* **Material for this exercise**
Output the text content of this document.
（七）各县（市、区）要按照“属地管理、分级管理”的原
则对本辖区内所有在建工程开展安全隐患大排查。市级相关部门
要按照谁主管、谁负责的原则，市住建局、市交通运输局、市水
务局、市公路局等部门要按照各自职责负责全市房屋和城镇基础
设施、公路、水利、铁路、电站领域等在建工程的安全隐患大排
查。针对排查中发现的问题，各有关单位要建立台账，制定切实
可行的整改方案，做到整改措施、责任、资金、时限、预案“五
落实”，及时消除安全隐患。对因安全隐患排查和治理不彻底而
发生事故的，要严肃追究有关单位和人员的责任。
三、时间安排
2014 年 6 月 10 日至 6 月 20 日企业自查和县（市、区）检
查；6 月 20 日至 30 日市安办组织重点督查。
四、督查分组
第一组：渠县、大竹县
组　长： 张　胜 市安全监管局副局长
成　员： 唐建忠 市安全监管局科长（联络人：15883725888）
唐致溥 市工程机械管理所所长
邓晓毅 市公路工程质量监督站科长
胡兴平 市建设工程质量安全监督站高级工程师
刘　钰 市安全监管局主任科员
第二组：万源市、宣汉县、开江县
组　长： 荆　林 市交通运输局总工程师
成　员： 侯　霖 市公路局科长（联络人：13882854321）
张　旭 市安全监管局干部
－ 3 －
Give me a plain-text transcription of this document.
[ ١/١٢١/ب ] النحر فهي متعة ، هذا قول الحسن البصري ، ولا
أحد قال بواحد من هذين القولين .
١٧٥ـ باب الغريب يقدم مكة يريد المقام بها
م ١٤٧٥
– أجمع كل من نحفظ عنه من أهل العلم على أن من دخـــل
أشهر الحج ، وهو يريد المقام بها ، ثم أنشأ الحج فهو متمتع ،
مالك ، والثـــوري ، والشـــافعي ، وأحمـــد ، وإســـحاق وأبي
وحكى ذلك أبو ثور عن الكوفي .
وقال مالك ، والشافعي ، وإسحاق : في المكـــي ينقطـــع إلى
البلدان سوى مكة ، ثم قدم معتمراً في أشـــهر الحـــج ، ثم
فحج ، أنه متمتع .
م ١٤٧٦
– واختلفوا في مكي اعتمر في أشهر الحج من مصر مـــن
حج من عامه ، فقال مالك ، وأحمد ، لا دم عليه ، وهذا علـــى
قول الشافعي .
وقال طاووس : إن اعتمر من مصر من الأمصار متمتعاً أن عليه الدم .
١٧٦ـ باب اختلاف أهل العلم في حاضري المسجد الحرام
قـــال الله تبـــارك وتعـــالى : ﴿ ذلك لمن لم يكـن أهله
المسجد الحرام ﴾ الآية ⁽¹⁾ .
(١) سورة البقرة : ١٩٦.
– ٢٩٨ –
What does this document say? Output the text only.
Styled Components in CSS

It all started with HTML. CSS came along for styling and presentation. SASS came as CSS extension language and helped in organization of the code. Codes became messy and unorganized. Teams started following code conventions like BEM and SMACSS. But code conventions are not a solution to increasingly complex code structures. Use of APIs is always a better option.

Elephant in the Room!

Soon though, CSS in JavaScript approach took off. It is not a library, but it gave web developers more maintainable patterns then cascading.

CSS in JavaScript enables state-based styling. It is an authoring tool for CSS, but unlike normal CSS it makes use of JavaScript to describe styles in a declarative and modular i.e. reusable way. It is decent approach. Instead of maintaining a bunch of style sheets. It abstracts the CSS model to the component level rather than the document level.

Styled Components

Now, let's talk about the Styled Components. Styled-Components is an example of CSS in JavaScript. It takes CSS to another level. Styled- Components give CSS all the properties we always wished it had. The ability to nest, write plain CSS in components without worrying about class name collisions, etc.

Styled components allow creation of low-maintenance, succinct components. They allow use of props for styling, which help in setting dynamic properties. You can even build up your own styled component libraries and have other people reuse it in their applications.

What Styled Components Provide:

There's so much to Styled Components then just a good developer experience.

* **Short exercise**
Using the records above, select and copy every line that has the word "What".

* **Reply to the exercise**
What does this document say? Output the text only.
What Styled Components Provide:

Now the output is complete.